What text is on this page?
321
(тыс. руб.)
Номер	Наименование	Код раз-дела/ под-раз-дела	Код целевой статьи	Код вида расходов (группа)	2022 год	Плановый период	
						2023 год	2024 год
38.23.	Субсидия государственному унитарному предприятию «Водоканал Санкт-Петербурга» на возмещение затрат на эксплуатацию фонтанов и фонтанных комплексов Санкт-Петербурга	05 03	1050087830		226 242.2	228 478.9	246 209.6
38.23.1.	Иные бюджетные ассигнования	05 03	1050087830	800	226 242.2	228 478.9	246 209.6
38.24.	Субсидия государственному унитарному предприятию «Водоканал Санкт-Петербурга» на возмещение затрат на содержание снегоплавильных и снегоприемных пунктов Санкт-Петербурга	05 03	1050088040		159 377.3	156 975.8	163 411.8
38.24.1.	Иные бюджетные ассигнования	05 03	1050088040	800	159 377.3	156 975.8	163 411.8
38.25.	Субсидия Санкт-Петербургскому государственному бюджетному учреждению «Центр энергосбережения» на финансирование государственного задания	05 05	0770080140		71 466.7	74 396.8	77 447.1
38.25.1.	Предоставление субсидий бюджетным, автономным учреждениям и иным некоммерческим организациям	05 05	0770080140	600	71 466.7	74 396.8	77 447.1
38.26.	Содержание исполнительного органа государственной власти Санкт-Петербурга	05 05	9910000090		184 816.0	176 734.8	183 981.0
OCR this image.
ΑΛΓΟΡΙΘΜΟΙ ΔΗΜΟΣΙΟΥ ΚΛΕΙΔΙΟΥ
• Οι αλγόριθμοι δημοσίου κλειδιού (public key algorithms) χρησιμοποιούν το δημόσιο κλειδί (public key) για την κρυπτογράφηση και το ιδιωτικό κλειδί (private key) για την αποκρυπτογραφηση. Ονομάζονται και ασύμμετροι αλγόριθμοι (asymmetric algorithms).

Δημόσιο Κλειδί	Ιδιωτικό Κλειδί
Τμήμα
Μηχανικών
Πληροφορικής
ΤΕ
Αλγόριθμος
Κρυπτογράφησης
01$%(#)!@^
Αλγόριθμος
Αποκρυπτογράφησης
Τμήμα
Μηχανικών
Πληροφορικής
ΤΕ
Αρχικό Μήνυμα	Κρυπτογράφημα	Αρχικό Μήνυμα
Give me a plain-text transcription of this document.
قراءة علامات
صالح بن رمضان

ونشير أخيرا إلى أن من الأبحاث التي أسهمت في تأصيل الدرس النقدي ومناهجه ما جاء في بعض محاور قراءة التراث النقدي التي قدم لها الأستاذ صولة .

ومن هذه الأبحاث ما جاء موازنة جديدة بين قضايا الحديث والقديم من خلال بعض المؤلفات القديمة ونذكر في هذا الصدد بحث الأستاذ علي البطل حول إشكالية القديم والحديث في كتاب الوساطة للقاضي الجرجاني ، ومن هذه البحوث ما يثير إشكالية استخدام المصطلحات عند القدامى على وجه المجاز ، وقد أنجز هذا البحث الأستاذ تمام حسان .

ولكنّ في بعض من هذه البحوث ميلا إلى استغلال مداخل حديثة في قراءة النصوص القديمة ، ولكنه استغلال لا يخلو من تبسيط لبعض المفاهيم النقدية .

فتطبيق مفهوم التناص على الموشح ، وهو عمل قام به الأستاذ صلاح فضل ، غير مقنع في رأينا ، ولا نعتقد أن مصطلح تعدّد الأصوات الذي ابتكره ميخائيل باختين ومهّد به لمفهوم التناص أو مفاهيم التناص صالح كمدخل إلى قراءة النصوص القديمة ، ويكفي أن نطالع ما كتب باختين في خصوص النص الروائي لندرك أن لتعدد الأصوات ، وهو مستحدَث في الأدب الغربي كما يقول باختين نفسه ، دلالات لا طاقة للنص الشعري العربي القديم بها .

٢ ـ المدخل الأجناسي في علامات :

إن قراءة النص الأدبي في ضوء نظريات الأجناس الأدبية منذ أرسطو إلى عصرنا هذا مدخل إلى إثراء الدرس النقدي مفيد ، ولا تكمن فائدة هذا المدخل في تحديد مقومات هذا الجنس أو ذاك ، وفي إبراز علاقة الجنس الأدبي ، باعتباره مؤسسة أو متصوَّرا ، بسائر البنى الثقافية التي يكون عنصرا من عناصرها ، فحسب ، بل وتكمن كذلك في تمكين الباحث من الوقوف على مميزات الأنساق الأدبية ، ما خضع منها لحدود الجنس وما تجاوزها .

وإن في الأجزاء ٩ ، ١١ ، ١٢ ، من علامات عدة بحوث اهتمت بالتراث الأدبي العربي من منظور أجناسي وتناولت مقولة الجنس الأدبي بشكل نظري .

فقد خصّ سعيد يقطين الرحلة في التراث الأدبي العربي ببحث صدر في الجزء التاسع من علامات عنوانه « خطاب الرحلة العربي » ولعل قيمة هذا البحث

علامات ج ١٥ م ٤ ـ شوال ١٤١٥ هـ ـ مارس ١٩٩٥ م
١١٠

━━━━━━

* _PROBLEM_
Reply with nothing but the number of lines in the data above that contain "المدخل".

* _SOLUTION FOR THIS EXERCISE_
2